Extracted records —
·····

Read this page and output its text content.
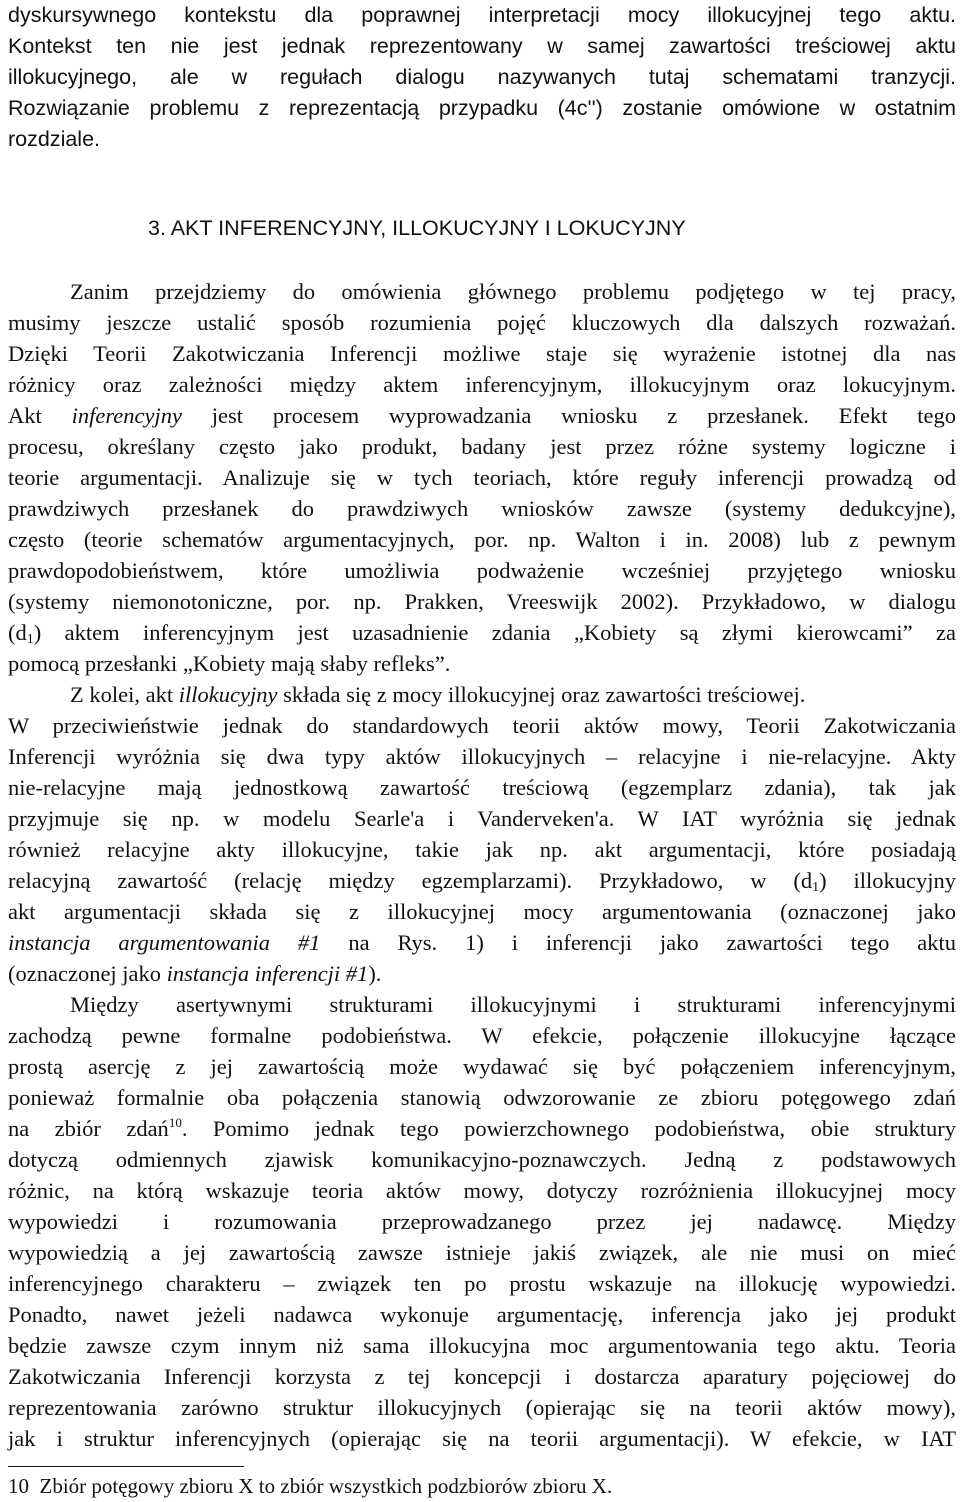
dyskursywnego kontekstu dla poprawnej interpretacji mocy illokucyjnej tego aktu.
Kontekst ten nie jest jednak reprezentowany w samej zawartości treściowej aktu
illokucyjnego, ale w regułach dialogu nazywanych tutaj schematami tranzycji.
Rozwiązanie problemu z reprezentacją przypadku (4c'') zostanie omówione w ostatnim
rozdziale.
3. AKT INFERENCYJNY, ILLOKUCYJNY I LOKUCYJNY
Zanim przejdziemy do omówienia głównego problemu podjętego w tej pracy,
musimy jeszcze ustalić sposób rozumienia pojęć kluczowych dla dalszych rozważań.
Dzięki Teorii Zakotwiczania Inferencji możliwe staje się wyrażenie istotnej dla nas
różnicy oraz zależności między aktem inferencyjnym, illokucyjnym oraz lokucyjnym.
Akt inferencyjny jest procesem wyprowadzania wniosku z przesłanek. Efekt tego
procesu, określany często jako produkt, badany jest przez różne systemy logiczne i
teorie argumentacji. Analizuje się w tych teoriach, które reguły inferencji prowadzą od
prawdziwych przesłanek do prawdziwych wniosków zawsze (systemy dedukcyjne),
często (teorie schematów argumentacyjnych, por. np. Walton i in. 2008) lub z pewnym
prawdopodobieństwem, które umożliwia podważenie wcześniej przyjętego wniosku
(systemy niemonotoniczne, por. np. Prakken, Vreeswijk 2002). Przykładowo, w dialogu
$(d_1)$ aktem inferencyjnym jest uzasadnienie zdania „Kobiety są złymi kierowcami” za
pomocą przesłanki „Kobiety mają słaby refleks”.
Z kolei, akt illokucyjny składa się z mocy illokucyjnej oraz zawartości treściowej.
W przeciwieństwie jednak do standardowych teorii aktów mowy, Teorii Zakotwiczania
Inferencji wyróżnia się dwa typy aktów illokucyjnych – relacyjne i nie-relacyjne. Akty
nie-relacyjne mają jednostkową zawartość treściową (egzemplarz zdania), tak jak
przyjmuje się np. w modelu Searle'a i Vanderveken'a. W IAT wyróżnia się jednak
również relacyjne akty illokucyjne, takie jak np. akt argumentacji, które posiadają
relacyjną zawartość (relację między egzemplarzami). Przykładowo, w $(d_1)$ illokucyjny
akt argumentacji składa się z illokucyjnej mocy argumentowania (oznaczonej jako
instancja argumentowania #1 na Rys. 1) i inferencji jako zawartości tego aktu
(oznaczonej jako instancja inferencji #1).
Między asertywnymi strukturami illokucyjnymi i strukturami inferencyjnymi
zachodzą pewne formalne podobieństwa. W efekcie, połączenie illokucyjne łączące
prostą asercję z jej zawartością może wydawać się być połączeniem inferencyjnym,
ponieważ formalnie oba połączenia stanowią odwzorowanie ze zbioru potęgowego zdań
na zbiór zdań$^{10}$. Pomimo jednak tego powierzchownego podobieństwa, obie struktury
dotyczą odmiennych zjawisk komunikacyjno-poznawczych. Jedną z podstawowych
różnic, na którą wskazuje teoria aktów mowy, dotyczy rozróżnienia illokucyjnej mocy
wypowiedzi i rozumowania przeprowadzanego przez jej nadawcę. Między
wypowiedzią a jej zawartością zawsze istnieje jakiś związek, ale nie musi on mieć
inferencyjnego charakteru – związek ten po prostu wskazuje na illokucję wypowiedzi.
Ponadto, nawet jeżeli nadawca wykonuje argumentację, inferencja jako jej produkt
będzie zawsze czym innym niż sama illokucyjna moc argumentowania tego aktu. Teoria
Zakotwiczania Inferencji korzysta z tej koncepcji i dostarcza aparatury pojęciowej do
reprezentowania zarówno struktur illokucyjnych (opierając się na teorii aktów mowy),
jak i struktur inferencyjnych (opierając się na teorii argumentacji). W efekcie, w IAT
10 Zbiór potęgowy zbioru X to zbiór wszystkich podzbiorów zbioru X.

·····

PROBLEM DETAILS — Extract all lines that hold the word "mają".

FINISHED EXERCISE —
pomocą przesłanki „Kobiety mają słaby refleks”.
nie-relacyjne mają jednostkową zawartość treściową (egzemplarz zdania), tak jak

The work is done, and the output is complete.